* **Work to do**
Output the full listing word for word.
····················
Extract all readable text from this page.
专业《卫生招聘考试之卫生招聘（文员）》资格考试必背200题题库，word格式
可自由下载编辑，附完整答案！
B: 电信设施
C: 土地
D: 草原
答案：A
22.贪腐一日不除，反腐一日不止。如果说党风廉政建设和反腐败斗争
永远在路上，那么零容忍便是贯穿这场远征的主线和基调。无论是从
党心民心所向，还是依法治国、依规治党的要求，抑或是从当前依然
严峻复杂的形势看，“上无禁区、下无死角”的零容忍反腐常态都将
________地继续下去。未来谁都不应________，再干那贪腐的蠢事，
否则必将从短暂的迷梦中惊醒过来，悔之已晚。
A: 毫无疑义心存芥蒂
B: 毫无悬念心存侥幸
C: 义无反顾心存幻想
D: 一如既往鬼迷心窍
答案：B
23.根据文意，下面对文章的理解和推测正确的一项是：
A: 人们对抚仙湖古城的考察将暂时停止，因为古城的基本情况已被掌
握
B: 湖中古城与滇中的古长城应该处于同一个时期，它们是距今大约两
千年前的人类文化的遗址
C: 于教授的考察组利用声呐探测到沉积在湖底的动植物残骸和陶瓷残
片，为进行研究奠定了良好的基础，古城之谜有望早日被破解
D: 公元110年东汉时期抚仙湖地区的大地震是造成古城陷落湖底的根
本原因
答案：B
····················
* **Written response**
Extract all readable text from this page.
专业《卫生招聘考试之卫生招聘（文员）》资格考试必背200题题库，word格式
可自由下载编辑，附完整答案！
B: 电信设施
C: 土地
D: 草原
答案：A
22.贪腐一日不除，反腐一日不止。如果说党风廉政建设和反腐败斗争
永远在路上，那么零容忍便是贯穿这场远征的主线和基调。无论是从
党心民心所向，还是依法治国、依规治党的要求，抑或是从当前依然
严峻复杂的形势看，“上无禁区、下无死角”的零容忍反腐常态都将
________地继续下去。未来谁都不应________，再干那贪腐的蠢事，
否则必将从短暂的迷梦中惊醒过来，悔之已晚。
A: 毫无疑义心存芥蒂
B: 毫无悬念心存侥幸
C: 义无反顾心存幻想
D: 一如既往鬼迷心窍
答案：B
23.根据文意，下面对文章的理解和推测正确的一项是：
A: 人们对抚仙湖古城的考察将暂时停止，因为古城的基本情况已被掌
握
B: 湖中古城与滇中的古长城应该处于同一个时期，它们是距今大约两
千年前的人类文化的遗址
C: 于教授的考察组利用声呐探测到沉积在湖底的动植物残骸和陶瓷残
片，为进行研究奠定了良好的基础，古城之谜有望早日被破解
D: 公元110年东汉时期抚仙湖地区的大地震是造成古城陷落湖底的根
本原因
答案：B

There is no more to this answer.